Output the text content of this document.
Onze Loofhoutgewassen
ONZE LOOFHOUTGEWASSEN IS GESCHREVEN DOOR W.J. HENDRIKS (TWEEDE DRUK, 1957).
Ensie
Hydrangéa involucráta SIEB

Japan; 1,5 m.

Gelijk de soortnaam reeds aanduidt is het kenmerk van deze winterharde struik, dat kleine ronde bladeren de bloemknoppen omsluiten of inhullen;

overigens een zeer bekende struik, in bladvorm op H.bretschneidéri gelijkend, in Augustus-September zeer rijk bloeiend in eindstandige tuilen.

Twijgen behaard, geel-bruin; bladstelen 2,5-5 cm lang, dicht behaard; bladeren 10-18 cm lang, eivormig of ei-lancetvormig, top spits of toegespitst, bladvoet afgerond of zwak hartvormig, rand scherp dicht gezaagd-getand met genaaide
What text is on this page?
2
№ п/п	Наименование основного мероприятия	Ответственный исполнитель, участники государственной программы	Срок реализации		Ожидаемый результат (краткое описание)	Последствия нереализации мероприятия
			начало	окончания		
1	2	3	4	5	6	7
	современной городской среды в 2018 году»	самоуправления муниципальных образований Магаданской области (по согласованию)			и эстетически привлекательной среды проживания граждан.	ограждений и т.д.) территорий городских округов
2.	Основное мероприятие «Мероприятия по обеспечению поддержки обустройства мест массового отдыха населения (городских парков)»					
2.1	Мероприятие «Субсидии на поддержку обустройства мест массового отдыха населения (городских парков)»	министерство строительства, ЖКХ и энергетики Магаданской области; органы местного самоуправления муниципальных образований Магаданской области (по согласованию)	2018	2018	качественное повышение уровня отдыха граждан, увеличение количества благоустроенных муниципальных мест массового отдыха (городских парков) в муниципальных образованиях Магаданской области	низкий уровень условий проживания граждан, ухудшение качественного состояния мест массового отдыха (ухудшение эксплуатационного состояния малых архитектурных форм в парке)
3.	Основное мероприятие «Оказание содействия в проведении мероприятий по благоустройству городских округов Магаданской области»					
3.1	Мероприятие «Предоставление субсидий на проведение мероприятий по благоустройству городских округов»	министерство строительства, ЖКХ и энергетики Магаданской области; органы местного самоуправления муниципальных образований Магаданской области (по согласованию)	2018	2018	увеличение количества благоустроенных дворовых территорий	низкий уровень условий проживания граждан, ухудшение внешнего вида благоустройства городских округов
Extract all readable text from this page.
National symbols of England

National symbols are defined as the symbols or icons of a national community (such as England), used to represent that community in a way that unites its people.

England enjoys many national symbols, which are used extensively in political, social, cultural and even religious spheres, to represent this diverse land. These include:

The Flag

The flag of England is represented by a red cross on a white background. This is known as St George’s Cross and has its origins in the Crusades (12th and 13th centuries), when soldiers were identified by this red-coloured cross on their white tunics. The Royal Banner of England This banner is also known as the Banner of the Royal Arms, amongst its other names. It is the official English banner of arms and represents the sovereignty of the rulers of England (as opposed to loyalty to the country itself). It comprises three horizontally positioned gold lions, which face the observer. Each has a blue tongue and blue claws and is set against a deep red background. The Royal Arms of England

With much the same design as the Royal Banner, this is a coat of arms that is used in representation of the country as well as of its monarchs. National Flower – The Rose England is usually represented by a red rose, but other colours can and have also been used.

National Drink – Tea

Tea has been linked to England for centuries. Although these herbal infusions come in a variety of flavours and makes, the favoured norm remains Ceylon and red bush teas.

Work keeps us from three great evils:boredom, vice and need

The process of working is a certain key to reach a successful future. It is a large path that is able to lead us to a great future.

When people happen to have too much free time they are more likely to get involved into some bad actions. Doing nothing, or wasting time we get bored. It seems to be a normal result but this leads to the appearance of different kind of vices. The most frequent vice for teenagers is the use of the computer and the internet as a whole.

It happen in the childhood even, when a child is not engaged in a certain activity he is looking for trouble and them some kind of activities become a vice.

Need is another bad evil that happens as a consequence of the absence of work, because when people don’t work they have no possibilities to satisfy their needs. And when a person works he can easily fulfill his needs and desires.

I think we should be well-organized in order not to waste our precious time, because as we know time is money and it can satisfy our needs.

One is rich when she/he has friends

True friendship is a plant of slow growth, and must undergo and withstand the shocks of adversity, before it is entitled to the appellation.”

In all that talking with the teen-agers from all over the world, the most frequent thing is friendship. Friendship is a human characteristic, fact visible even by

## TASK GOAL
Write the listing out again, exactly as shown above.

## SOLUTION FOR THIS PROBLEM
Output the text content of this document.
Onze Loofhoutgewassen
ONZE LOOFHOUTGEWASSEN IS GESCHREVEN DOOR W.J. HENDRIKS (TWEEDE DRUK, 1957).
Ensie
Hydrangéa involucráta SIEB

Japan; 1,5 m.

Gelijk de soortnaam reeds aanduidt is het kenmerk van deze winterharde struik, dat kleine ronde bladeren de bloemknoppen omsluiten of inhullen;

overigens een zeer bekende struik, in bladvorm op H.bretschneidéri gelijkend, in Augustus-September zeer rijk bloeiend in eindstandige tuilen.

Twijgen behaard, geel-bruin; bladstelen 2,5-5 cm lang, dicht behaard; bladeren 10-18 cm lang, eivormig of ei-lancetvormig, top spits of toegespitst, bladvoet afgerond of zwak hartvormig, rand scherp dicht gezaagd-getand met genaaide
What text is on this page?
2
№ п/п	Наименование основного мероприятия	Ответственный исполнитель, участники государственной программы	Срок реализации		Ожидаемый результат (краткое описание)	Последствия нереализации мероприятия
			начало	окончания		
1	2	3	4	5	6	7
	современной городской среды в 2018 году»	самоуправления муниципальных образований Магаданской области (по согласованию)			и эстетически привлекательной среды проживания граждан.	ограждений и т.д.) территорий городских округов
2.	Основное мероприятие «Мероприятия по обеспечению поддержки обустройства мест массового отдыха населения (городских парков)»					
2.1	Мероприятие «Субсидии на поддержку обустройства мест массового отдыха населения (городских парков)»	министерство строительства, ЖКХ и энергетики Магаданской области; органы местного самоуправления муниципальных образований Магаданской области (по согласованию)	2018	2018	качественное повышение уровня отдыха граждан, увеличение количества благоустроенных муниципальных мест массового отдыха (городских парков) в муниципальных образованиях Магаданской области	низкий уровень условий проживания граждан, ухудшение качественного состояния мест массового отдыха (ухудшение эксплуатационного состояния малых архитектурных форм в парке)
3.	Основное мероприятие «Оказание содействия в проведении мероприятий по благоустройству городских округов Магаданской области»					
3.1	Мероприятие «Предоставление субсидий на проведение мероприятий по благоустройству городских округов»	министерство строительства, ЖКХ и энергетики Магаданской области; органы местного самоуправления муниципальных образований Магаданской области (по согласованию)	2018	2018	увеличение количества благоустроенных дворовых территорий	низкий уровень условий проживания граждан, ухудшение внешнего вида благоустройства городских округов
Extract all readable text from this page.
National symbols of England

National symbols are defined as the symbols or icons of a national community (such as England), used to represent that community in a way that unites its people.

England enjoys many national symbols, which are used extensively in political, social, cultural and even religious spheres, to represent this diverse land. These include:

The Flag

The flag of England is represented by a red cross on a white background. This is known as St George’s Cross and has its origins in the Crusades (12th and 13th centuries), when soldiers were identified by this red-coloured cross on their white tunics. The Royal Banner of England This banner is also known as the Banner of the Royal Arms, amongst its other names. It is the official English banner of arms and represents the sovereignty of the rulers of England (as opposed to loyalty to the country itself). It comprises three horizontally positioned gold lions, which face the observer. Each has a blue tongue and blue claws and is set against a deep red background. The Royal Arms of England

With much the same design as the Royal Banner, this is a coat of arms that is used in representation of the country as well as of its monarchs. National Flower – The Rose England is usually represented by a red rose, but other colours can and have also been used.

National Drink – Tea

Tea has been linked to England for centuries. Although these herbal infusions come in a variety of flavours and makes, the favoured norm remains Ceylon and red bush teas.

Work keeps us from three great evils:boredom, vice and need

The process of working is a certain key to reach a successful future. It is a large path that is able to lead us to a great future.

When people happen to have too much free time they are more likely to get involved into some bad actions. Doing nothing, or wasting time we get bored. It seems to be a normal result but this leads to the appearance of different kind of vices. The most frequent vice for teenagers is the use of the computer and the internet as a whole.

It happen in the childhood even, when a child is not engaged in a certain activity he is looking for trouble and them some kind of activities become a vice.

Need is another bad evil that happens as a consequence of the absence of work, because when people don’t work they have no possibilities to satisfy their needs. And when a person works he can easily fulfill his needs and desires.

I think we should be well-organized in order not to waste our precious time, because as we know time is money and it can satisfy our needs.

One is rich when she/he has friends

True friendship is a plant of slow growth, and must undergo and withstand the shocks of adversity, before it is entitled to the appellation.”

In all that talking with the teen-agers from all over the world, the most frequent thing is friendship. Friendship is a human characteristic, fact visible even by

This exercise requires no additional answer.